Exercise details:
Repeat the records verbatim and leave the pictures out of your copy.

Data shown:

--- Start ---

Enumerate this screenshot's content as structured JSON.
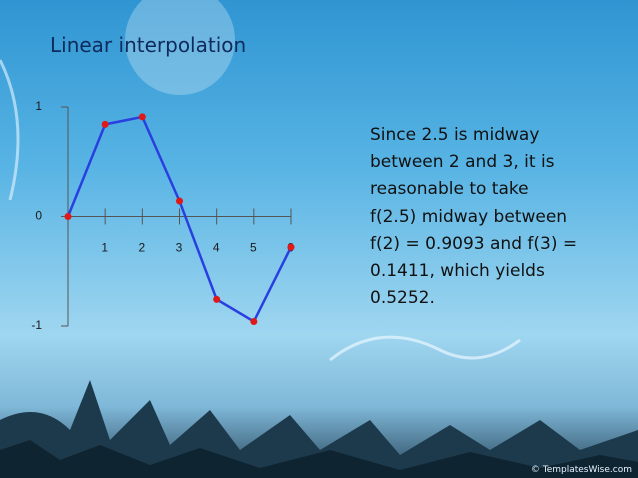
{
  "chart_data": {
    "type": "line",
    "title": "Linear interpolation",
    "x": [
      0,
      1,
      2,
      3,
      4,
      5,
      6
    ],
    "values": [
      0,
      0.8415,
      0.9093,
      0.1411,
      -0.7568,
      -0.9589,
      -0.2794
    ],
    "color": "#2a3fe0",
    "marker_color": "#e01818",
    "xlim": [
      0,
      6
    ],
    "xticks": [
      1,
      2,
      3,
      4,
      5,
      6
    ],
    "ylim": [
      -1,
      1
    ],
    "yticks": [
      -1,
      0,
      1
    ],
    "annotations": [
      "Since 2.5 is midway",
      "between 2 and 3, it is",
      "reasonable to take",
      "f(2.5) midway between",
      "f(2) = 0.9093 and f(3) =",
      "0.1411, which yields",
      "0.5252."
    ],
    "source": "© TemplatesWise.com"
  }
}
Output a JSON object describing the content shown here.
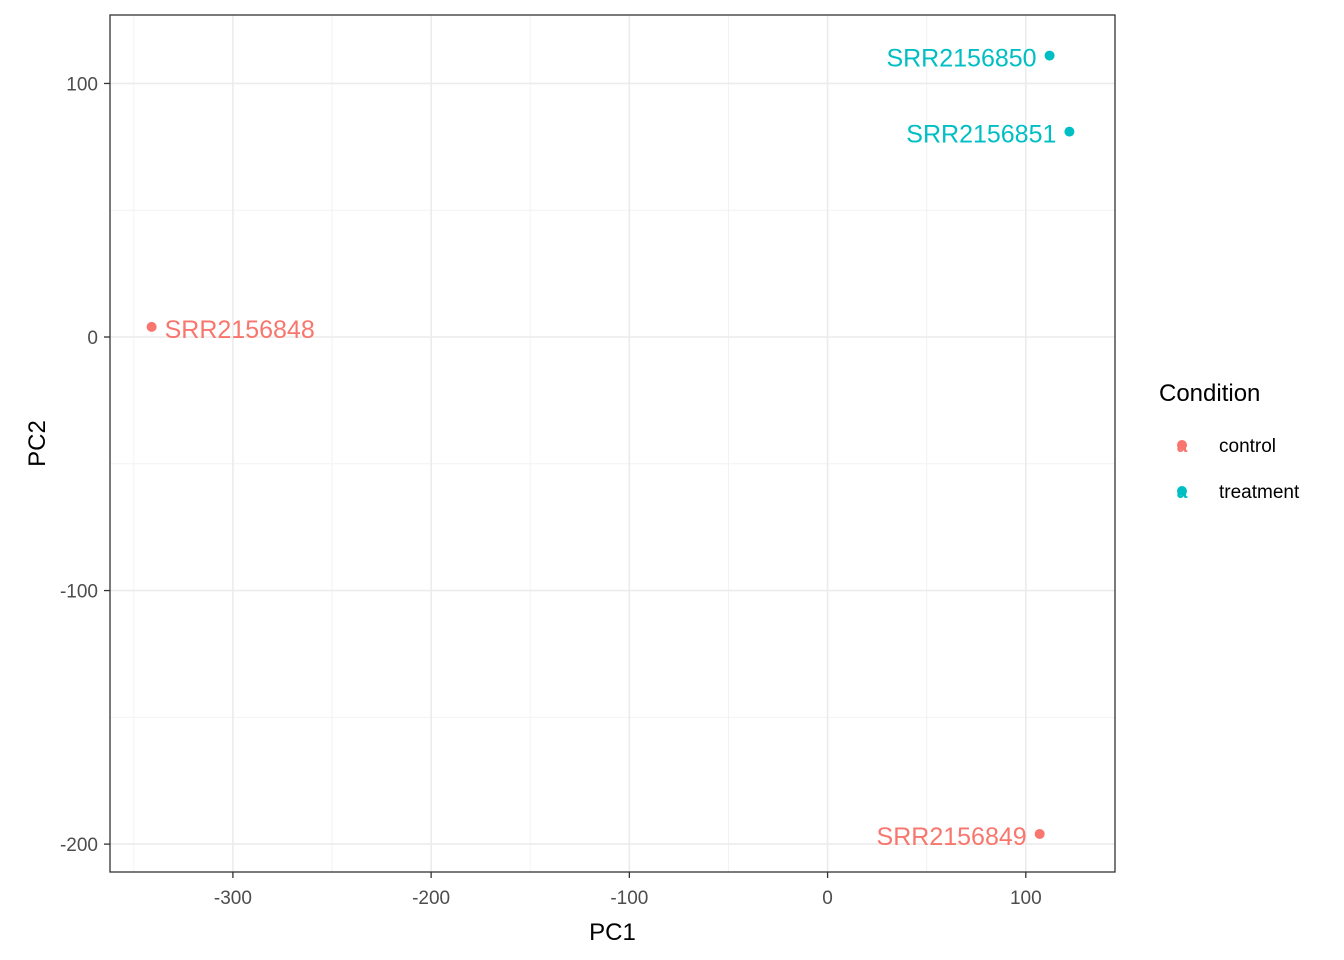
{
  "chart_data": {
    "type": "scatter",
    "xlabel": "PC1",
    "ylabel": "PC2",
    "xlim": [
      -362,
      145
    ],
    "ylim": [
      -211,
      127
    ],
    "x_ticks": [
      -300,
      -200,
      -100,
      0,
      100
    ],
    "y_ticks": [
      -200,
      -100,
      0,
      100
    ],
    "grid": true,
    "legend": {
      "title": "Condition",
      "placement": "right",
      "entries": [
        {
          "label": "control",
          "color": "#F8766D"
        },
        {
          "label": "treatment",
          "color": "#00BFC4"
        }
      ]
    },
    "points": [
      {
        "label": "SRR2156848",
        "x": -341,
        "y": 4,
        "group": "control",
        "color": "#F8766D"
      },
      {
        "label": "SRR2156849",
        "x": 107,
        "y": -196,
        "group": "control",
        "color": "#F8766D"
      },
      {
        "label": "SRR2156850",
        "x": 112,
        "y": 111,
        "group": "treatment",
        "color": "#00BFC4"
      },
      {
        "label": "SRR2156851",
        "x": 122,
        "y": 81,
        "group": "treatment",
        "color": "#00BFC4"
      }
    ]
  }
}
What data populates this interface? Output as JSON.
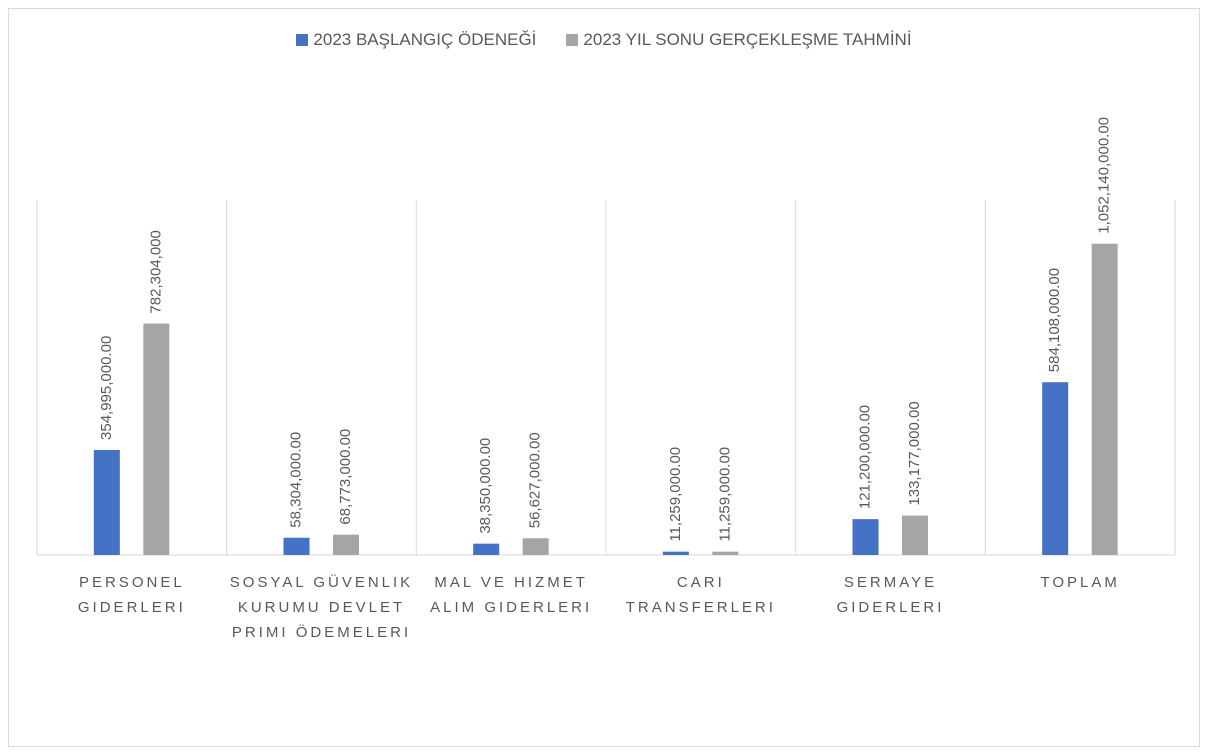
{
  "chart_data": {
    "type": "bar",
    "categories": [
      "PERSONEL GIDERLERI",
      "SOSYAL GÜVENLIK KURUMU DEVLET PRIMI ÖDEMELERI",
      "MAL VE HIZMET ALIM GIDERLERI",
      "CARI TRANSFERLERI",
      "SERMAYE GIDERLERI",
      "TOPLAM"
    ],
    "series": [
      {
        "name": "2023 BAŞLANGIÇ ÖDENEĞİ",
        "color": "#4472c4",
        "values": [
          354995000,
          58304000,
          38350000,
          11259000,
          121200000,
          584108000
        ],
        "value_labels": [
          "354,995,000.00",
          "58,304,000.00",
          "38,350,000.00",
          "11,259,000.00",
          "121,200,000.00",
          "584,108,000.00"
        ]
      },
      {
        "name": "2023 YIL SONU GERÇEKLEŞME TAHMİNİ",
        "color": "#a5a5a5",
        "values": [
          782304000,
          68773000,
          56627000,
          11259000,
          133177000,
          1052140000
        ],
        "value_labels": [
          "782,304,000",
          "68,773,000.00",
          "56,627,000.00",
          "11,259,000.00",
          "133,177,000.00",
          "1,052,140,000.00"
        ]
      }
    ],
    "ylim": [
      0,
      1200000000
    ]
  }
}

--- End ---

Answer to this task:
Enumerate this screenshot's content as structured JSON.
{
  "chart_data": {
    "type": "line",
    "title": "Linear interpolation",
    "x": [
      0,
      1,
      2,
      3,
      4,
      5,
      6
    ],
    "values": [
      0,
      0.8415,
      0.9093,
      0.1411,
      -0.7568,
      -0.9589,
      -0.2794
    ],
    "color": "#2a3fe0",
    "marker_color": "#e01818",
    "xlim": [
      0,
      6
    ],
    "xticks": [
      1,
      2,
      3,
      4,
      5,
      6
    ],
    "ylim": [
      -1,
      1
    ],
    "yticks": [
      -1,
      0,
      1
    ],
    "annotations": [
      "Since 2.5 is midway",
      "between 2 and 3, it is",
      "reasonable to take",
      "f(2.5) midway between",
      "f(2) = 0.9093 and f(3) =",
      "0.1411, which yields",
      "0.5252."
    ],
    "source": "© TemplatesWise.com"
  }
}
Output a JSON object describing the content shown here.
{
  "chart_data": {
    "type": "scatter",
    "xlabel": "PC1",
    "ylabel": "PC2",
    "xlim": [
      -362,
      145
    ],
    "ylim": [
      -211,
      127
    ],
    "x_ticks": [
      -300,
      -200,
      -100,
      0,
      100
    ],
    "y_ticks": [
      -200,
      -100,
      0,
      100
    ],
    "grid": true,
    "legend": {
      "title": "Condition",
      "placement": "right",
      "entries": [
        {
          "label": "control",
          "color": "#F8766D"
        },
        {
          "label": "treatment",
          "color": "#00BFC4"
        }
      ]
    },
    "points": [
      {
        "label": "SRR2156848",
        "x": -341,
        "y": 4,
        "group": "control",
        "color": "#F8766D"
      },
      {
        "label": "SRR2156849",
        "x": 107,
        "y": -196,
        "group": "control",
        "color": "#F8766D"
      },
      {
        "label": "SRR2156850",
        "x": 112,
        "y": 111,
        "group": "treatment",
        "color": "#00BFC4"
      },
      {
        "label": "SRR2156851",
        "x": 122,
        "y": 81,
        "group": "treatment",
        "color": "#00BFC4"
      }
    ]
  }
}
What data populates this interface? Output as JSON.
{
  "chart_data": {
    "type": "bar",
    "categories": [
      "PERSONEL GIDERLERI",
      "SOSYAL GÜVENLIK KURUMU DEVLET PRIMI ÖDEMELERI",
      "MAL VE HIZMET ALIM GIDERLERI",
      "CARI TRANSFERLERI",
      "SERMAYE GIDERLERI",
      "TOPLAM"
    ],
    "series": [
      {
        "name": "2023 BAŞLANGIÇ ÖDENEĞİ",
        "color": "#4472c4",
        "values": [
          354995000,
          58304000,
          38350000,
          11259000,
          121200000,
          584108000
        ],
        "value_labels": [
          "354,995,000.00",
          "58,304,000.00",
          "38,350,000.00",
          "11,259,000.00",
          "121,200,000.00",
          "584,108,000.00"
        ]
      },
      {
        "name": "2023 YIL SONU GERÇEKLEŞME TAHMİNİ",
        "color": "#a5a5a5",
        "values": [
          782304000,
          68773000,
          56627000,
          11259000,
          133177000,
          1052140000
        ],
        "value_labels": [
          "782,304,000",
          "68,773,000.00",
          "56,627,000.00",
          "11,259,000.00",
          "133,177,000.00",
          "1,052,140,000.00"
        ]
      }
    ],
    "ylim": [
      0,
      1200000000
    ]
  }
}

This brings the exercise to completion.